• **CHALLENGE**
Return the material word for word. Do not include the pictures.

• **RECORDS SHOWN**
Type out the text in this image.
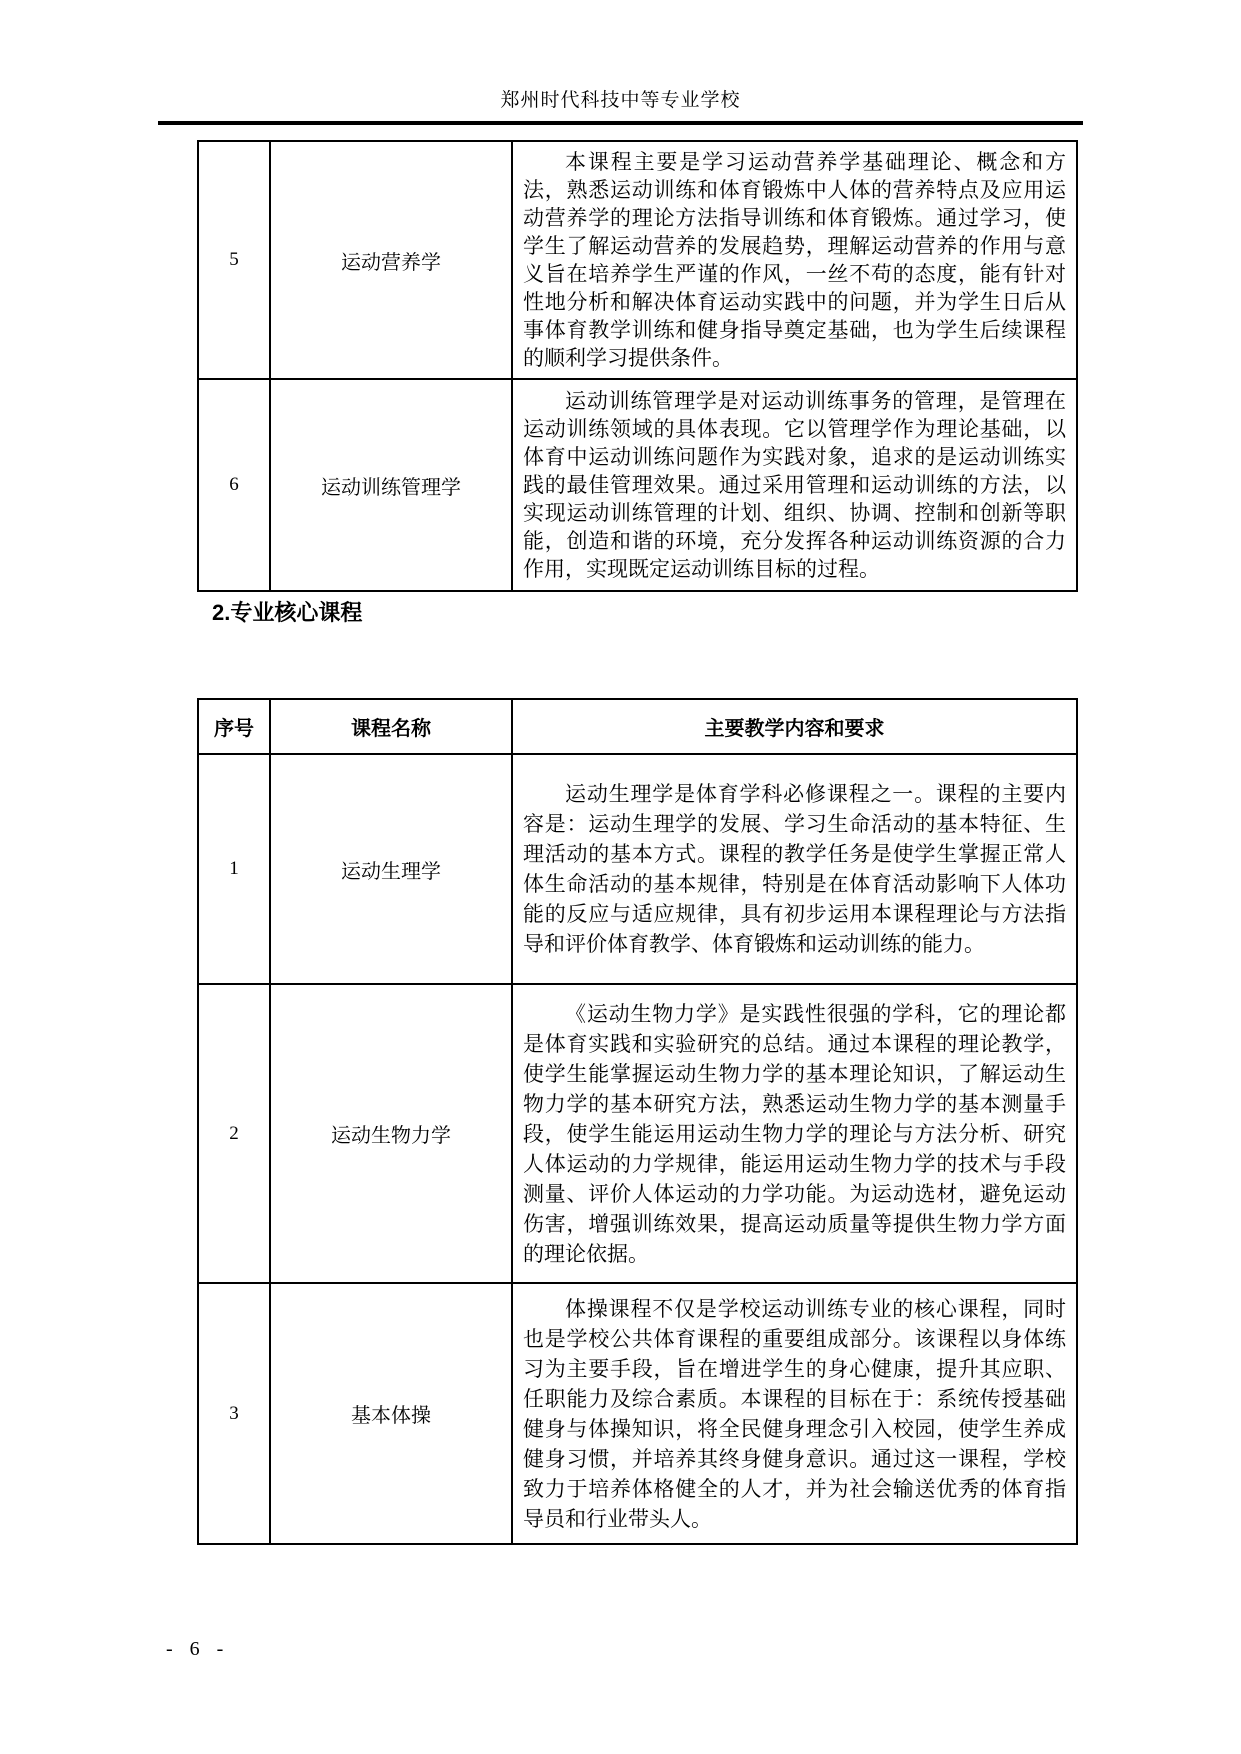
郑州时代科技中等专业学校
5	运动营养学	本课程主要是学习运动营养学基础理论、概念和方法，熟悉运动训练和体育锻炼中人体的营养特点及应用运动营养学的理论方法指导训练和体育锻炼。通过学习，使学生了解运动营养的发展趋势，理解运动营养的作用与意义旨在培养学生严谨的作风，一丝不苟的态度，能有针对性地分析和解决体育运动实践中的问题，并为学生日后从事体育教学训练和健身指导奠定基础，也为学生后续课程的顺利学习提供条件。

6	运动训练管理学	运动训练管理学是对运动训练事务的管理，是管理在运动训练领域的具体表现。它以管理学作为理论基础，以体育中运动训练问题作为实践对象，追求的是运动训练实践的最佳管理效果。通过采用管理和运动训练的方法，以实现运动训练管理的计划、组织、协调、控制和创新等职能，创造和谐的环境，充分发挥各种运动训练资源的合力作用，实现既定运动训练目标的过程。

2.专业核心课程
序号	课程名称	主要教学内容和要求
1	运动生理学	运动生理学是体育学科必修课程之一。课程的主要内容是：运动生理学的发展、学习生命活动的基本特征、生理活动的基本方式。课程的教学任务是使学生掌握正常人体生命活动的基本规律，特别是在体育活动影响下人体功能的反应与适应规律，具有初步运用本课程理论与方法指导和评价体育教学、体育锻炼和运动训练的能力。

2	运动生物力学	《运动生物力学》是实践性很强的学科，它的理论都是体育实践和实验研究的总结。通过本课程的理论教学，使学生能掌握运动生物力学的基本理论知识，了解运动生物力学的基本研究方法，熟悉运动生物力学的基本测量手段，使学生能运用运动生物力学的理论与方法分析、研究人体运动的力学规律，能运用运动生物力学的技术与手段测量、评价人体运动的力学功能。为运动选材，避免运动伤害，增强训练效果，提高运动质量等提供生物力学方面的理论依据。

3	基本体操	体操课程不仅是学校运动训练专业的核心课程，同时也是学校公共体育课程的重要组成部分。该课程以身体练习为主要手段，旨在增进学生的身心健康，提升其应职、任职能力及综合素质。本课程的目标在于：系统传授基础健身与体操知识，将全民健身理念引入校园，使学生养成健身习惯，并培养其终身健身意识。通过这一课程，学校致力于培养体格健全的人才，并为社会输送优秀的体育指导员和行业带头人。

- 6 -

• **ANSWER TO THE EXERCISE**
Type out the text in this image.
郑州时代科技中等专业学校
5	运动营养学	本课程主要是学习运动营养学基础理论、概念和方法，熟悉运动训练和体育锻炼中人体的营养特点及应用运动营养学的理论方法指导训练和体育锻炼。通过学习，使学生了解运动营养的发展趋势，理解运动营养的作用与意义旨在培养学生严谨的作风，一丝不苟的态度，能有针对性地分析和解决体育运动实践中的问题，并为学生日后从事体育教学训练和健身指导奠定基础，也为学生后续课程的顺利学习提供条件。

6	运动训练管理学	运动训练管理学是对运动训练事务的管理，是管理在运动训练领域的具体表现。它以管理学作为理论基础，以体育中运动训练问题作为实践对象，追求的是运动训练实践的最佳管理效果。通过采用管理和运动训练的方法，以实现运动训练管理的计划、组织、协调、控制和创新等职能，创造和谐的环境，充分发挥各种运动训练资源的合力作用，实现既定运动训练目标的过程。

2.专业核心课程
序号	课程名称	主要教学内容和要求
1	运动生理学	运动生理学是体育学科必修课程之一。课程的主要内容是：运动生理学的发展、学习生命活动的基本特征、生理活动的基本方式。课程的教学任务是使学生掌握正常人体生命活动的基本规律，特别是在体育活动影响下人体功能的反应与适应规律，具有初步运用本课程理论与方法指导和评价体育教学、体育锻炼和运动训练的能力。

2	运动生物力学	《运动生物力学》是实践性很强的学科，它的理论都是体育实践和实验研究的总结。通过本课程的理论教学，使学生能掌握运动生物力学的基本理论知识，了解运动生物力学的基本研究方法，熟悉运动生物力学的基本测量手段，使学生能运用运动生物力学的理论与方法分析、研究人体运动的力学规律，能运用运动生物力学的技术与手段测量、评价人体运动的力学功能。为运动选材，避免运动伤害，增强训练效果，提高运动质量等提供生物力学方面的理论依据。

3	基本体操	体操课程不仅是学校运动训练专业的核心课程，同时也是学校公共体育课程的重要组成部分。该课程以身体练习为主要手段，旨在增进学生的身心健康，提升其应职、任职能力及综合素质。本课程的目标在于：系统传授基础健身与体操知识，将全民健身理念引入校园，使学生养成健身习惯，并培养其终身健身意识。通过这一课程，学校致力于培养体格健全的人才，并为社会输送优秀的体育指导员和行业带头人。

- 6 -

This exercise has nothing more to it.